Text to read:
** BEGIN **

如何选择NOSQL的35＋个场景

35+ Use Cases for Choosing Your Next NoSQL Database

Monday, June 20, 2011 at 8:50AM

We've asked What The Heck Are You Actually Using NoSQL For? . We've asked 101 Questions To Ask When Considering A NoSQL Database . We've even had a webinar What Should I Do? Choosing SQL, NoSQL or Both for Scalable Web Applications .

Now we get to the point of considering use cases and which systems might be appropriate for those use cases.

What are your options?

First, let's cover what are the various data models. These have been adapted from Emil Eifrem and NoSQL databases .

Document Databases

Lineage: Inspired by Lotus Notes.
Data model: Collections of documents, which contain key-value collections.
Example: CouchDB, MongoDB
Good at: Natural data modeling. Programmer friendly. Rapid development. Web friendly, CRUD.

Graph Databases

Lineage: Euler and graph theory.
Data model: Nodes & relationships, both which can hold key-value pairs
Example: AllegroGraph, InfoGrid, Neo4j
Good at: Rock complicated graph problems. Fast.

** END **

Stored rows:

** BEGIN **

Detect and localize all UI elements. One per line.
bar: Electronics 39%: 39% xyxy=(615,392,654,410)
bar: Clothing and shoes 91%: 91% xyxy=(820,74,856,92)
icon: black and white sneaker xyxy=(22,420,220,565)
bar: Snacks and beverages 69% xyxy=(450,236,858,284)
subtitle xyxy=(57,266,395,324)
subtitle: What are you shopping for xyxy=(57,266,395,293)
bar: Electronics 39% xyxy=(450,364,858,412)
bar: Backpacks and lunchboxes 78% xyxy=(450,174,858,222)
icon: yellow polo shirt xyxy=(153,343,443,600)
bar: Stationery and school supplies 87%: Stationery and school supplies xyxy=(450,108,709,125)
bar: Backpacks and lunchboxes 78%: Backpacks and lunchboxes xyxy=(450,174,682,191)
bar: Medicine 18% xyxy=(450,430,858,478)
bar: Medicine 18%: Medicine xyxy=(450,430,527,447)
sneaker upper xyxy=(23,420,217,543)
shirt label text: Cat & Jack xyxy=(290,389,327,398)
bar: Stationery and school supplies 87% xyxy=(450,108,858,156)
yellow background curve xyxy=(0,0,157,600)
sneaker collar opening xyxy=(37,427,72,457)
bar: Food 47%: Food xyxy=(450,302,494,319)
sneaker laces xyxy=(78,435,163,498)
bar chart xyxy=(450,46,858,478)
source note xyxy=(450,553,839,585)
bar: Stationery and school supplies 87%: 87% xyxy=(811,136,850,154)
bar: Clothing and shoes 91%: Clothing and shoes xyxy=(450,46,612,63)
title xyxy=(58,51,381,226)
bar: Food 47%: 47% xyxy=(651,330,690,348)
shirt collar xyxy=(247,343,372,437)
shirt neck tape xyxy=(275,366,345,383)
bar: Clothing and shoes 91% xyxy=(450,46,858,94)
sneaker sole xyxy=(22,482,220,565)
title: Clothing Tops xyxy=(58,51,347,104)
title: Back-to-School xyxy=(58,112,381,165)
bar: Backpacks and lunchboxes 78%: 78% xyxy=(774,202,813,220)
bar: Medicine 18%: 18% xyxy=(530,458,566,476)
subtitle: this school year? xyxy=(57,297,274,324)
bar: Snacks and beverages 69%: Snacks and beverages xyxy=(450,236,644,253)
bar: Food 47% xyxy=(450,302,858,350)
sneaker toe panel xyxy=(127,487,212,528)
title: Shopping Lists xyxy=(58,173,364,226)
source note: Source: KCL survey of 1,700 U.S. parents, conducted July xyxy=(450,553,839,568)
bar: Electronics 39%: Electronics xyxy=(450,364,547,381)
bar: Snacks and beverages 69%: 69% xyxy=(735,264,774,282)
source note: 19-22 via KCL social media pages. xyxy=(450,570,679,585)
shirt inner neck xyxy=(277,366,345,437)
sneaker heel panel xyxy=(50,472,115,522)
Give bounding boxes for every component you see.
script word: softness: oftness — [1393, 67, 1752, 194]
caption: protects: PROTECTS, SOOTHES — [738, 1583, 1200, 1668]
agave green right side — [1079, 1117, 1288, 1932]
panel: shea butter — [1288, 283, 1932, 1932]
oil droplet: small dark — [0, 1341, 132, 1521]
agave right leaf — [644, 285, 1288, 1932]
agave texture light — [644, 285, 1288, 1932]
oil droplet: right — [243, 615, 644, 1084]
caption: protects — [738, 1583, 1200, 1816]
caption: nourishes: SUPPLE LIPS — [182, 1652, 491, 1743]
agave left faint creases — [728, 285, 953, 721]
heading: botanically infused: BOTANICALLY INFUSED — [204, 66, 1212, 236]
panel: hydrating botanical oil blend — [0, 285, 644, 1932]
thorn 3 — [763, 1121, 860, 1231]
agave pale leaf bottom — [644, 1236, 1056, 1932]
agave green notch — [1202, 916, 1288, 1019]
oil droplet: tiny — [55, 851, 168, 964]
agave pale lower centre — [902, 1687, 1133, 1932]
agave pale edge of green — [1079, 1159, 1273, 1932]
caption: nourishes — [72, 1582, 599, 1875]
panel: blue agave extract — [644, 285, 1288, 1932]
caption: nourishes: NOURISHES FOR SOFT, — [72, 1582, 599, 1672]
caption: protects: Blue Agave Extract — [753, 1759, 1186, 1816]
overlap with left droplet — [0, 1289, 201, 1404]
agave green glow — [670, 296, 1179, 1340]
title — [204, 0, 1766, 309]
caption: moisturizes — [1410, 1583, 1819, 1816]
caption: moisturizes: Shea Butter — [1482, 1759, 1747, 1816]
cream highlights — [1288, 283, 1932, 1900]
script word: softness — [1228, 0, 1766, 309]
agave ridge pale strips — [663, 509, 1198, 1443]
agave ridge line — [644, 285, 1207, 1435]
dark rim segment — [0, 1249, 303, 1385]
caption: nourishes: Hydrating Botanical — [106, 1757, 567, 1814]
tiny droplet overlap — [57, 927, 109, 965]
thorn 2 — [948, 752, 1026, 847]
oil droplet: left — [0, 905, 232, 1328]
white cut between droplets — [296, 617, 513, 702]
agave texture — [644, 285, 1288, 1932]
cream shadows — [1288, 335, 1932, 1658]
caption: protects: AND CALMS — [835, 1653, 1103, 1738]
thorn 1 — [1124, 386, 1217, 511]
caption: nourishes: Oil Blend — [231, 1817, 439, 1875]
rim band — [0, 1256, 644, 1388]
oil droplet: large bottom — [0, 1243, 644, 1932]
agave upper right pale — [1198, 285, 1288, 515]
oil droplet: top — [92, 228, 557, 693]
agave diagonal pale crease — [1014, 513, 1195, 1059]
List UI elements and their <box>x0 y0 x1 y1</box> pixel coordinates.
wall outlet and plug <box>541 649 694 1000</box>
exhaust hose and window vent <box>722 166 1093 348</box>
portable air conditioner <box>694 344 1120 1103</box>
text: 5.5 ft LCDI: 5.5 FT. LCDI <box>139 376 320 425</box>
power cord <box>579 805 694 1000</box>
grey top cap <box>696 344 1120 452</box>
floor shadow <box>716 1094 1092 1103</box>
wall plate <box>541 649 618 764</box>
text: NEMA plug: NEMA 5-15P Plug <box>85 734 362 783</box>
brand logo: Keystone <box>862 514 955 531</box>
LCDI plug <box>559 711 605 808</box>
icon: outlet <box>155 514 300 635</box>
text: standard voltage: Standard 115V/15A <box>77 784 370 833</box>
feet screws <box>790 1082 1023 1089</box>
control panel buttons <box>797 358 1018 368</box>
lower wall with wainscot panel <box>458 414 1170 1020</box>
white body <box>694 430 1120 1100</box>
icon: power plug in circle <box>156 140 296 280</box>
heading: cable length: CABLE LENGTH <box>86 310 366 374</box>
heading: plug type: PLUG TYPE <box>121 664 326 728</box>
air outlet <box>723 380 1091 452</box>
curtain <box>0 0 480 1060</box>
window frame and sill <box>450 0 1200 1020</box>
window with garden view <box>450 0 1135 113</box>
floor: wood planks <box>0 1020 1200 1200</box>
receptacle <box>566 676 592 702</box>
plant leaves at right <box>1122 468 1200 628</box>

** END **

Work to be completed: Continue the article on choosing a NoSQL database from the point at which it stops, keeping its established format.

Reply:
Relational Databases

Lineage: E. F. Codd in A Relational Model of Data for Large Shared Data Banks
Data Model: a set of relations
Example: VoltDB, Clustrix, MySQL
Good at: High performing, scalable OLTP. SQL access. Materialized views. Transactions matter. Programmer friendly transactions.

Object Oriented Databases

Lineage: Graph Database Research
Data Model: Objects
Example: Objectivity, Gemstone

Key-Value Stores

Lineage: Amazon's Dynamo paper and Distributed HashTables .
Data model: A global collection of KV pairs.
Example: Membase, Riak
Good at: Handles size well. Processing a constant stream of small reads and writes. Fast. Programmer friendly.

BigTable Clones

Lineage: Google's BigTable paper .
Data model: Column family, i.e. a tabular model where each row at least in theory can have an individual configuration of columns.
Example: HBase, Hypertable, Cassandra
Goog at: Handles size well. Stream massive write loads. High availability. Multiple-data centers. MapReduce.

Data Structure Servers

Lineage: ?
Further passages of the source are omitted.